[What is being asked] Every record below should be printed exactly as it appears.

[Data provided]
— Start —

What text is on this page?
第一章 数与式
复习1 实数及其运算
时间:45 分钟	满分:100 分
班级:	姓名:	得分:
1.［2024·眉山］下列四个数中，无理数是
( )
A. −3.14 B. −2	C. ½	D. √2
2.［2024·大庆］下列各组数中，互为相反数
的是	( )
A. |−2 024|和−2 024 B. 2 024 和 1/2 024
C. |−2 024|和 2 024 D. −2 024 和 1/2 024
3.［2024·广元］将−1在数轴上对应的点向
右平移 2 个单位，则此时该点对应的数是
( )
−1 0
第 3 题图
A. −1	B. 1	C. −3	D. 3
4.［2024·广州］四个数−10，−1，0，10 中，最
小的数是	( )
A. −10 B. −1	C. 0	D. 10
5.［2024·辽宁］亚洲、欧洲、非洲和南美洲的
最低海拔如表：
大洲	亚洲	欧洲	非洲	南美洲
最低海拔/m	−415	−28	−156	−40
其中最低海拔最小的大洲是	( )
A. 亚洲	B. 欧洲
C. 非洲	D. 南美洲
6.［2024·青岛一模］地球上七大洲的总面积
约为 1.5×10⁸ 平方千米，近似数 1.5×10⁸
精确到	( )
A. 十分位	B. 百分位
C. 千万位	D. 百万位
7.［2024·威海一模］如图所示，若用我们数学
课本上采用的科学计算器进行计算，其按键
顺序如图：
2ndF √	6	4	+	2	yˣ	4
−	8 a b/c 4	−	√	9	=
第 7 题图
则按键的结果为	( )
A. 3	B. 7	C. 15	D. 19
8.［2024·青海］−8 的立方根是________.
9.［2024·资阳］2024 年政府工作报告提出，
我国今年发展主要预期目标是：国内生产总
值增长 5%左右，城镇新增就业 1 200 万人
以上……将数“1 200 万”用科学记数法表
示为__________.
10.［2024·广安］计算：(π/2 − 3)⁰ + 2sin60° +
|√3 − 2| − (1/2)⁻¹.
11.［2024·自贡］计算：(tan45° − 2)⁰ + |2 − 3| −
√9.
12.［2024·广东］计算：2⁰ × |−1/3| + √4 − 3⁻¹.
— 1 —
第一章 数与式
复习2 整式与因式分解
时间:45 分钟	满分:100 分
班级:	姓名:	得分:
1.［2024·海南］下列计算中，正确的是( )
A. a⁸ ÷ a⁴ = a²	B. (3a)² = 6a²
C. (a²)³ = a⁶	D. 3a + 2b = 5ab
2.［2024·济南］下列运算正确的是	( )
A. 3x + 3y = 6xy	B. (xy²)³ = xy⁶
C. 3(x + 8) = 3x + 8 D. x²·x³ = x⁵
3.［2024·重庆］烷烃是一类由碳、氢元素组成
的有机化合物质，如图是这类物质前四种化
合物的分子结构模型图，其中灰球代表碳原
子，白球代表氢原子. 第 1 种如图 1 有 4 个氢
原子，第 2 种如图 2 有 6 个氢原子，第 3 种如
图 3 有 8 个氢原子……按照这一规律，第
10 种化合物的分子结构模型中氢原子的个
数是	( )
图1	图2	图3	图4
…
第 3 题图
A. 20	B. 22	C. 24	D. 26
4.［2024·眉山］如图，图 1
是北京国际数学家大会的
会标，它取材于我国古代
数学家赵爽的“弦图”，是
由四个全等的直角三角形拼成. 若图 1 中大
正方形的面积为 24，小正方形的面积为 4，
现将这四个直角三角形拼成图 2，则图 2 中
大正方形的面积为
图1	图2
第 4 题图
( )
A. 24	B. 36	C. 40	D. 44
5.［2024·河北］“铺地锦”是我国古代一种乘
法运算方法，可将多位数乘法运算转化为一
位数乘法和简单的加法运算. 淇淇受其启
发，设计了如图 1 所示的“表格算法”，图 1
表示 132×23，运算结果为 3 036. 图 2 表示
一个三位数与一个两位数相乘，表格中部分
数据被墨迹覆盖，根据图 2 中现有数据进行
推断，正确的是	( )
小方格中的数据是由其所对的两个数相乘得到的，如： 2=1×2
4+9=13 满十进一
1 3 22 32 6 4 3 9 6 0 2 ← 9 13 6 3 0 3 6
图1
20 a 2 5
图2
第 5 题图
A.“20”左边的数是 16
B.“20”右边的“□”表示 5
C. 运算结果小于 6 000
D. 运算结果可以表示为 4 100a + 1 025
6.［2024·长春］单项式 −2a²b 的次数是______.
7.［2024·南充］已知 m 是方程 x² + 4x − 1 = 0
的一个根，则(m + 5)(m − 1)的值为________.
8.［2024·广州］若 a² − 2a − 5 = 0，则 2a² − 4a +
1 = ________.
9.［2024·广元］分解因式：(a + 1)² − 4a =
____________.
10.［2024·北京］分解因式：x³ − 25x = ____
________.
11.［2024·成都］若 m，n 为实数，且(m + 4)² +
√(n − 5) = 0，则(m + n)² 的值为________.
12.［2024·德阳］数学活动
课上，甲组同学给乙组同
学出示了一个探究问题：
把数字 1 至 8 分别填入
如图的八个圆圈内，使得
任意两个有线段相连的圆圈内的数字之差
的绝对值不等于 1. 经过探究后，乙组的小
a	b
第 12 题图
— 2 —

— End —

[The output]
What text is on this page?
第一章 数与式
复习1 实数及其运算
时间:45 分钟	满分:100 分
班级:	姓名:	得分:
1.［2024·眉山］下列四个数中，无理数是
( )
A. −3.14 B. −2	C. ½	D. √2
2.［2024·大庆］下列各组数中，互为相反数
的是	( )
A. |−2 024|和−2 024 B. 2 024 和 1/2 024
C. |−2 024|和 2 024 D. −2 024 和 1/2 024
3.［2024·广元］将−1在数轴上对应的点向
右平移 2 个单位，则此时该点对应的数是
( )
−1 0
第 3 题图
A. −1	B. 1	C. −3	D. 3
4.［2024·广州］四个数−10，−1，0，10 中，最
小的数是	( )
A. −10 B. −1	C. 0	D. 10
5.［2024·辽宁］亚洲、欧洲、非洲和南美洲的
最低海拔如表：
大洲	亚洲	欧洲	非洲	南美洲
最低海拔/m	−415	−28	−156	−40
其中最低海拔最小的大洲是	( )
A. 亚洲	B. 欧洲
C. 非洲	D. 南美洲
6.［2024·青岛一模］地球上七大洲的总面积
约为 1.5×10⁸ 平方千米，近似数 1.5×10⁸
精确到	( )
A. 十分位	B. 百分位
C. 千万位	D. 百万位
7.［2024·威海一模］如图所示，若用我们数学
课本上采用的科学计算器进行计算，其按键
顺序如图：
2ndF √	6	4	+	2	yˣ	4
−	8 a b/c 4	−	√	9	=
第 7 题图
则按键的结果为	( )
A. 3	B. 7	C. 15	D. 19
8.［2024·青海］−8 的立方根是________.
9.［2024·资阳］2024 年政府工作报告提出，
我国今年发展主要预期目标是：国内生产总
值增长 5%左右，城镇新增就业 1 200 万人
以上……将数“1 200 万”用科学记数法表
示为__________.
10.［2024·广安］计算：(π/2 − 3)⁰ + 2sin60° +
|√3 − 2| − (1/2)⁻¹.
11.［2024·自贡］计算：(tan45° − 2)⁰ + |2 − 3| −
√9.
12.［2024·广东］计算：2⁰ × |−1/3| + √4 − 3⁻¹.
— 1 —
第一章 数与式
复习2 整式与因式分解
时间:45 分钟	满分:100 分
班级:	姓名:	得分:
1.［2024·海南］下列计算中，正确的是( )
A. a⁸ ÷ a⁴ = a²	B. (3a)² = 6a²
C. (a²)³ = a⁶	D. 3a + 2b = 5ab
2.［2024·济南］下列运算正确的是	( )
A. 3x + 3y = 6xy	B. (xy²)³ = xy⁶
C. 3(x + 8) = 3x + 8 D. x²·x³ = x⁵
3.［2024·重庆］烷烃是一类由碳、氢元素组成
的有机化合物质，如图是这类物质前四种化
合物的分子结构模型图，其中灰球代表碳原
子，白球代表氢原子. 第 1 种如图 1 有 4 个氢
原子，第 2 种如图 2 有 6 个氢原子，第 3 种如
图 3 有 8 个氢原子……按照这一规律，第
10 种化合物的分子结构模型中氢原子的个
数是	( )
图1	图2	图3	图4
…
第 3 题图
A. 20	B. 22	C. 24	D. 26
4.［2024·眉山］如图，图 1
是北京国际数学家大会的
会标，它取材于我国古代
数学家赵爽的“弦图”，是
由四个全等的直角三角形拼成. 若图 1 中大
正方形的面积为 24，小正方形的面积为 4，
现将这四个直角三角形拼成图 2，则图 2 中
大正方形的面积为
图1	图2
第 4 题图
( )
A. 24	B. 36	C. 40	D. 44
5.［2024·河北］“铺地锦”是我国古代一种乘
法运算方法，可将多位数乘法运算转化为一
位数乘法和简单的加法运算. 淇淇受其启
发，设计了如图 1 所示的“表格算法”，图 1
表示 132×23，运算结果为 3 036. 图 2 表示
一个三位数与一个两位数相乘，表格中部分
数据被墨迹覆盖，根据图 2 中现有数据进行
推断，正确的是	( )
小方格中的数据是由其所对的两个数相乘得到的，如： 2=1×2
4+9=13 满十进一
1 3 22 32 6 4 3 9 6 0 2 ← 9 13 6 3 0 3 6
图1
20 a 2 5
图2
第 5 题图
A.“20”左边的数是 16
B.“20”右边的“□”表示 5
C. 运算结果小于 6 000
D. 运算结果可以表示为 4 100a + 1 025
6.［2024·长春］单项式 −2a²b 的次数是______.
7.［2024·南充］已知 m 是方程 x² + 4x − 1 = 0
的一个根，则(m + 5)(m − 1)的值为________.
8.［2024·广州］若 a² − 2a − 5 = 0，则 2a² − 4a +
1 = ________.
9.［2024·广元］分解因式：(a + 1)² − 4a =
____________.
10.［2024·北京］分解因式：x³ − 25x = ____
________.
11.［2024·成都］若 m，n 为实数，且(m + 4)² +
√(n − 5) = 0，则(m + n)² 的值为________.
12.［2024·德阳］数学活动
课上，甲组同学给乙组同
学出示了一个探究问题：
把数字 1 至 8 分别填入
如图的八个圆圈内，使得
任意两个有线段相连的圆圈内的数字之差
的绝对值不等于 1. 经过探究后，乙组的小
a	b
第 12 题图
— 2 —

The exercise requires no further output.